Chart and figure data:
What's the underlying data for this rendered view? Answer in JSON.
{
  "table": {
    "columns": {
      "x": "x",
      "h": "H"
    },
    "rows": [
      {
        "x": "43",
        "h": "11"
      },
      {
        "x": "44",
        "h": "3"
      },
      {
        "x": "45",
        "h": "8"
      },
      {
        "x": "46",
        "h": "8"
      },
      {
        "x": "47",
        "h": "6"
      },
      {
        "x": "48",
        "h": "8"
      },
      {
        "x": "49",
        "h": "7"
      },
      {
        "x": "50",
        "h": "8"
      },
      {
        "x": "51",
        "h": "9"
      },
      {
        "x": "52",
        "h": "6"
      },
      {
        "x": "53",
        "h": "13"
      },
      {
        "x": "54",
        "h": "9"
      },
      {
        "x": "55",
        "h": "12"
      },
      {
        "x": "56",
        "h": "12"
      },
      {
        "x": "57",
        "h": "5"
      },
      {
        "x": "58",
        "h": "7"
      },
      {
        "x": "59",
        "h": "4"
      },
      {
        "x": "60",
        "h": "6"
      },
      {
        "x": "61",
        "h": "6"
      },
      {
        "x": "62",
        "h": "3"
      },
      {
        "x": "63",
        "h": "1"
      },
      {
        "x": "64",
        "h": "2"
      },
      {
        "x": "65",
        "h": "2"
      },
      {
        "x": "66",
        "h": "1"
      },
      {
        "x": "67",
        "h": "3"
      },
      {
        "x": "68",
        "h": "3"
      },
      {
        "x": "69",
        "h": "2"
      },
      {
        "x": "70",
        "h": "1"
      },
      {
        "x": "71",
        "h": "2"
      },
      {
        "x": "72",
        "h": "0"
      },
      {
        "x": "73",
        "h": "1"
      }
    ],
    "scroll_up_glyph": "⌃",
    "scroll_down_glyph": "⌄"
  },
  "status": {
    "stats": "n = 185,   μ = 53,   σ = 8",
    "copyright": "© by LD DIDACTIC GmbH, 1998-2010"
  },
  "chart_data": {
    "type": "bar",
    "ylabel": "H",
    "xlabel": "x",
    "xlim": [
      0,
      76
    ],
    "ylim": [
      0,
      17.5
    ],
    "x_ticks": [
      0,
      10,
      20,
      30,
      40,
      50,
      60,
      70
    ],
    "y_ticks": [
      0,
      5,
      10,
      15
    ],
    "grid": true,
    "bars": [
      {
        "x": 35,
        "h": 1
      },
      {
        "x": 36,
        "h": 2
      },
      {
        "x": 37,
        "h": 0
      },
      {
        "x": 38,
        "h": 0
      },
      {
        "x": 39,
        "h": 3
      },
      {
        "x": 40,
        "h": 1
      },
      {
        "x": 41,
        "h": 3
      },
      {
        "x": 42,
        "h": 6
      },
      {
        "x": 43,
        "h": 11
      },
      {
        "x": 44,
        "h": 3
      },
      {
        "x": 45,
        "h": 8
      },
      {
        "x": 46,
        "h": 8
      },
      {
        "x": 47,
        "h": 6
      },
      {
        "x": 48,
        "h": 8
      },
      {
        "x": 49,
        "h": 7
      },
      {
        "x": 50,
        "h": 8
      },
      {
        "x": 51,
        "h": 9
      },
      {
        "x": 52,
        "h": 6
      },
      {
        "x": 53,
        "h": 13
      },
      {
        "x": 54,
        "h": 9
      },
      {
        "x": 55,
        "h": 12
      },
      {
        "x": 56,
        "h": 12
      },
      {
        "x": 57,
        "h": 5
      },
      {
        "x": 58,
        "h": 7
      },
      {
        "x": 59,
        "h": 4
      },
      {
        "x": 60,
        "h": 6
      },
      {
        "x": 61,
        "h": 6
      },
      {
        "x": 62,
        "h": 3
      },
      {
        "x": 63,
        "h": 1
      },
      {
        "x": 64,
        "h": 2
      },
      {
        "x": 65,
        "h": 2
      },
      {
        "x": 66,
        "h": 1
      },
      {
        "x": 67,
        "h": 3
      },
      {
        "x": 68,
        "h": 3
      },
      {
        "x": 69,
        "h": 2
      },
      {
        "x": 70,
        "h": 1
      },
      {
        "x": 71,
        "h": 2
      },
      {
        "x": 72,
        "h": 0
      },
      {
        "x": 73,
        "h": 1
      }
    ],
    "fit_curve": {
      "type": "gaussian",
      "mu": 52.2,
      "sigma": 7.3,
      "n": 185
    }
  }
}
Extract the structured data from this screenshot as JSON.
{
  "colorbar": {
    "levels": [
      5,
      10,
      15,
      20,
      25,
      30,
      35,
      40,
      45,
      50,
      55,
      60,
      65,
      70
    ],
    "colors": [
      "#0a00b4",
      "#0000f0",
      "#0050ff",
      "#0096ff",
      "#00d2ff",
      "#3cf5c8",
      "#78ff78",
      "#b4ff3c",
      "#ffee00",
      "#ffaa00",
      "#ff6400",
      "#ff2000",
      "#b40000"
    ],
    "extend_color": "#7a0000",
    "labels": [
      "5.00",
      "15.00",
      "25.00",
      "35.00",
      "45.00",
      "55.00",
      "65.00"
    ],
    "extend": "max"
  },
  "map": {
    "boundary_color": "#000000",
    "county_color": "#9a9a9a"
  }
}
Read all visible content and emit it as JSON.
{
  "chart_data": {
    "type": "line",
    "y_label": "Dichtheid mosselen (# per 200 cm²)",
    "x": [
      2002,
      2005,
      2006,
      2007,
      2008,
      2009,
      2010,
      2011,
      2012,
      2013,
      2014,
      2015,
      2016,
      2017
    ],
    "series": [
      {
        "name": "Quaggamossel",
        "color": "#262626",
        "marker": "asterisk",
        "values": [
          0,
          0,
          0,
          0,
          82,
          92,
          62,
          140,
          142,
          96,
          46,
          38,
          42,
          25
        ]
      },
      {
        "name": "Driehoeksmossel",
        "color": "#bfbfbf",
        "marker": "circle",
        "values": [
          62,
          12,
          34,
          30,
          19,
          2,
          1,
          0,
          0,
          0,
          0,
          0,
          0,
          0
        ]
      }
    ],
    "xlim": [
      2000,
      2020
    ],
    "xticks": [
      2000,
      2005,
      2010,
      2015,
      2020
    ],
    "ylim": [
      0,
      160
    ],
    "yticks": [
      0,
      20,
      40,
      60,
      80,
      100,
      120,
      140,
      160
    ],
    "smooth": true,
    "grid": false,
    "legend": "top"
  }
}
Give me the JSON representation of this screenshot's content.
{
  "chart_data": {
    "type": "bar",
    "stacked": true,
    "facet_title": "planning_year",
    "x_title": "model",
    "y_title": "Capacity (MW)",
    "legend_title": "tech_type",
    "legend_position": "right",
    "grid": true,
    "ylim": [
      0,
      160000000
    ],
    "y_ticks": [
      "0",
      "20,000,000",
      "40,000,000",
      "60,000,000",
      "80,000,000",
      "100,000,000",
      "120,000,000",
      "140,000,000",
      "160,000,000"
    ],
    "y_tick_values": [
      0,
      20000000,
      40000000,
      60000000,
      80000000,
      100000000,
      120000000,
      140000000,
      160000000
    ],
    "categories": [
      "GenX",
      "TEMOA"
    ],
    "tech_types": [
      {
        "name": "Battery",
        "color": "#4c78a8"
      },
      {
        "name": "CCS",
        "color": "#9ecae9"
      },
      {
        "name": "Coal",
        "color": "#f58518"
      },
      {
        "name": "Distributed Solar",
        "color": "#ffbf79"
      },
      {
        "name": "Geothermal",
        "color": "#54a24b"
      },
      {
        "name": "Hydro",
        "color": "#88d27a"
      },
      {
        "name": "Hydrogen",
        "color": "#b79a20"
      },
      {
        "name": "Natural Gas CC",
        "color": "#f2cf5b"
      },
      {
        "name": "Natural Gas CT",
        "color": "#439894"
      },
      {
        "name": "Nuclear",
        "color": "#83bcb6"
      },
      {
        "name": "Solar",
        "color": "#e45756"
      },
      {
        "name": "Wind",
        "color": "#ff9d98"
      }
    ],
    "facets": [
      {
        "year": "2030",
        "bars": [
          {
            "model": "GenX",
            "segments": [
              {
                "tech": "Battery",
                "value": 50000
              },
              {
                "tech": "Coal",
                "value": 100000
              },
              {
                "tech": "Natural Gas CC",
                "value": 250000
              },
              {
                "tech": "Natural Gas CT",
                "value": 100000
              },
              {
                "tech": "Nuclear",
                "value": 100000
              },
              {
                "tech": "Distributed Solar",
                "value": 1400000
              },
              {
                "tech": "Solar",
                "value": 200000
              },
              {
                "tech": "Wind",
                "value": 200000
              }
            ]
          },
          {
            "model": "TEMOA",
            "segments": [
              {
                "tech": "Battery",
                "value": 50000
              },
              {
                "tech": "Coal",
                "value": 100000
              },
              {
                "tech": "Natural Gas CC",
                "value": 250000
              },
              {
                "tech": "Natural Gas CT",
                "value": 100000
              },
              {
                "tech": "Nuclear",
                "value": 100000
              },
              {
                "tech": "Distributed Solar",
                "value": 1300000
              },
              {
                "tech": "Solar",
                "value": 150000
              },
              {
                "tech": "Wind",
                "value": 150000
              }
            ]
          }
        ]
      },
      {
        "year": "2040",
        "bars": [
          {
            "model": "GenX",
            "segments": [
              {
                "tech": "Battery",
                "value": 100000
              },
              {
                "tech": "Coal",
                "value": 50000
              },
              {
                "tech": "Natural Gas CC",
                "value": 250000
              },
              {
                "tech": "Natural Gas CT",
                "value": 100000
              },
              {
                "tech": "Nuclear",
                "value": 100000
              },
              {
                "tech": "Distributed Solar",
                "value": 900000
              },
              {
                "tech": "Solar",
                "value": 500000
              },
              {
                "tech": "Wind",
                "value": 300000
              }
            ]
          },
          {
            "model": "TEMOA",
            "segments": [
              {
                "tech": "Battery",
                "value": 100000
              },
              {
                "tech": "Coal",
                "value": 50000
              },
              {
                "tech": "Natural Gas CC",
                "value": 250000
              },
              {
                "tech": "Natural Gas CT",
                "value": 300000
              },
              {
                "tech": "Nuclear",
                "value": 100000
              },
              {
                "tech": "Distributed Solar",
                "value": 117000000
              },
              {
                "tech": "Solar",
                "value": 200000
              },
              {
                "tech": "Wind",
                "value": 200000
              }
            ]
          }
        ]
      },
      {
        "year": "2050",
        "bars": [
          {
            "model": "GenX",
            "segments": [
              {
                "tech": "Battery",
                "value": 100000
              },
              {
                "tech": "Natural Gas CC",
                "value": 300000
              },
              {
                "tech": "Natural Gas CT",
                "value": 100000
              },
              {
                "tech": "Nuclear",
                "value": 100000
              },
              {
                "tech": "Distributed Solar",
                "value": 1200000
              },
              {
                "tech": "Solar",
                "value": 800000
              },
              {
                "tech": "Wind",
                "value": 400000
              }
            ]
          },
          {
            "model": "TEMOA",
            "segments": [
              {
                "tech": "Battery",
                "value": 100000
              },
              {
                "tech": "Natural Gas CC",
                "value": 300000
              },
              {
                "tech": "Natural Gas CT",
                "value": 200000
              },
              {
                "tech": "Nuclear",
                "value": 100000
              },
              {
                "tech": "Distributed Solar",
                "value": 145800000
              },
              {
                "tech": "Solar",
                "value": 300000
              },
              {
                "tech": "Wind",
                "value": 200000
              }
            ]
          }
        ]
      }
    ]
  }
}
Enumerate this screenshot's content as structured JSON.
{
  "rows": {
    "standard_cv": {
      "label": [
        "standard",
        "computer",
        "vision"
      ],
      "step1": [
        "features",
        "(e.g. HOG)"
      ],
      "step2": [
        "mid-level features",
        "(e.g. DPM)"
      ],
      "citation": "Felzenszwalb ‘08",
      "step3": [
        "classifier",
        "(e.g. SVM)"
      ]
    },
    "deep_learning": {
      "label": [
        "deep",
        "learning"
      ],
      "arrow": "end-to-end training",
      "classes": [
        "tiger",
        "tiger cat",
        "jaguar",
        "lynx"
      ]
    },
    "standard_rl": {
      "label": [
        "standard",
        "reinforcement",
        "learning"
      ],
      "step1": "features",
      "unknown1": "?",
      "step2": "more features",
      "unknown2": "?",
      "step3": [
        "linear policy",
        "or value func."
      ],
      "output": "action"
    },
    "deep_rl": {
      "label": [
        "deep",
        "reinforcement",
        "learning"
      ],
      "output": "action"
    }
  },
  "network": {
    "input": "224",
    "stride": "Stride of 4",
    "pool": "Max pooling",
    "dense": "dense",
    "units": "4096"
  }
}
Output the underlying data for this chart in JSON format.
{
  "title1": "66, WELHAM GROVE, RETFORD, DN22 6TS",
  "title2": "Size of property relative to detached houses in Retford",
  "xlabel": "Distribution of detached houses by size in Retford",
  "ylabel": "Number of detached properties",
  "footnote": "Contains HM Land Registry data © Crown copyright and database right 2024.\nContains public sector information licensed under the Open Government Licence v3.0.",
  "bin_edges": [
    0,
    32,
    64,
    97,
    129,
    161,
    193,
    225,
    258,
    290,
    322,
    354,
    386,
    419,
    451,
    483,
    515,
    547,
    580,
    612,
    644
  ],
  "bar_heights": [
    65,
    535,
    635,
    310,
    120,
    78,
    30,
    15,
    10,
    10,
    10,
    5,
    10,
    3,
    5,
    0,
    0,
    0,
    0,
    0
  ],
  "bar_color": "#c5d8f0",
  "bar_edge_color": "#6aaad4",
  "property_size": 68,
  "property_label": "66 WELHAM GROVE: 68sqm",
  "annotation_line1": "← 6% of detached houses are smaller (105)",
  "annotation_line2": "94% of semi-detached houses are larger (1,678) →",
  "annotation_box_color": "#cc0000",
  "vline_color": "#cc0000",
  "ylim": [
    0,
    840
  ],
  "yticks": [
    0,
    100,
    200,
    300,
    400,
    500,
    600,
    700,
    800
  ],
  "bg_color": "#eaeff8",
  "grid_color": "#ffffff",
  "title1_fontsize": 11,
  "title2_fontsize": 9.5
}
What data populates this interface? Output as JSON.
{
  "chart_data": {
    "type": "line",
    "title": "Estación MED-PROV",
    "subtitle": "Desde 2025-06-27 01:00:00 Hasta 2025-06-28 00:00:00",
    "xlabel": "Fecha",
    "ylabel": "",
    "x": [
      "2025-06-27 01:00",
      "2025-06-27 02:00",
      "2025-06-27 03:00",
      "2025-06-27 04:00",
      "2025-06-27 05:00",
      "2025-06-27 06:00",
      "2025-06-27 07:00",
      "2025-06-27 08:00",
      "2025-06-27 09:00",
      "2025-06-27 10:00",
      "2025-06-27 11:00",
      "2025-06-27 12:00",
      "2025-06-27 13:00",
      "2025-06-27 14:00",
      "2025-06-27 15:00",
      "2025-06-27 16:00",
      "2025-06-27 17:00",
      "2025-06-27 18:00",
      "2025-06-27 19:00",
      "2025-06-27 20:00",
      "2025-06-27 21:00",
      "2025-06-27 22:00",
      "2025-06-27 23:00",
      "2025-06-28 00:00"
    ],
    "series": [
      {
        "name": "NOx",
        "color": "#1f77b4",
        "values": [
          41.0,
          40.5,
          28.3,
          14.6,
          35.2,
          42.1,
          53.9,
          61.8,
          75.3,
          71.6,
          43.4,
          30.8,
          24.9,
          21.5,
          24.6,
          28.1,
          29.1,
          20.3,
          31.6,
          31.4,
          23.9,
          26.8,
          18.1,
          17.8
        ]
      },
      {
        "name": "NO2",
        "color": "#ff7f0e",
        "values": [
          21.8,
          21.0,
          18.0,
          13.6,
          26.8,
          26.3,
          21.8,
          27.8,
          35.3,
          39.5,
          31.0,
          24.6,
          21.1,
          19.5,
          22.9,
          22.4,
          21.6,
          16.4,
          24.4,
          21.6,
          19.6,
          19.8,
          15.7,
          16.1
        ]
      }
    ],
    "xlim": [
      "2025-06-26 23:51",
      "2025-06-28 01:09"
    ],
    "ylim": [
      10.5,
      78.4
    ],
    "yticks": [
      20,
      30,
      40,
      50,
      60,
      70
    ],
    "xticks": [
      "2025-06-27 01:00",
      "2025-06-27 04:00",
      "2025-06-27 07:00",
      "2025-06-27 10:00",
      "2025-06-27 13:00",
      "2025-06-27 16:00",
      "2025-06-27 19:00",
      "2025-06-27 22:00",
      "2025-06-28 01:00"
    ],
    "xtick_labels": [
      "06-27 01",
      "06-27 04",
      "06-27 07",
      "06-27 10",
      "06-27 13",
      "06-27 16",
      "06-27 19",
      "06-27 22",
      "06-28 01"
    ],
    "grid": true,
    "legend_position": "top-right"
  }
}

What the task requires: Gather from the data above every line with the string "ylabel".

Problem solution:
    "ylabel": "H",
  "ylabel": "Number of detached properties",
    "ylabel": "",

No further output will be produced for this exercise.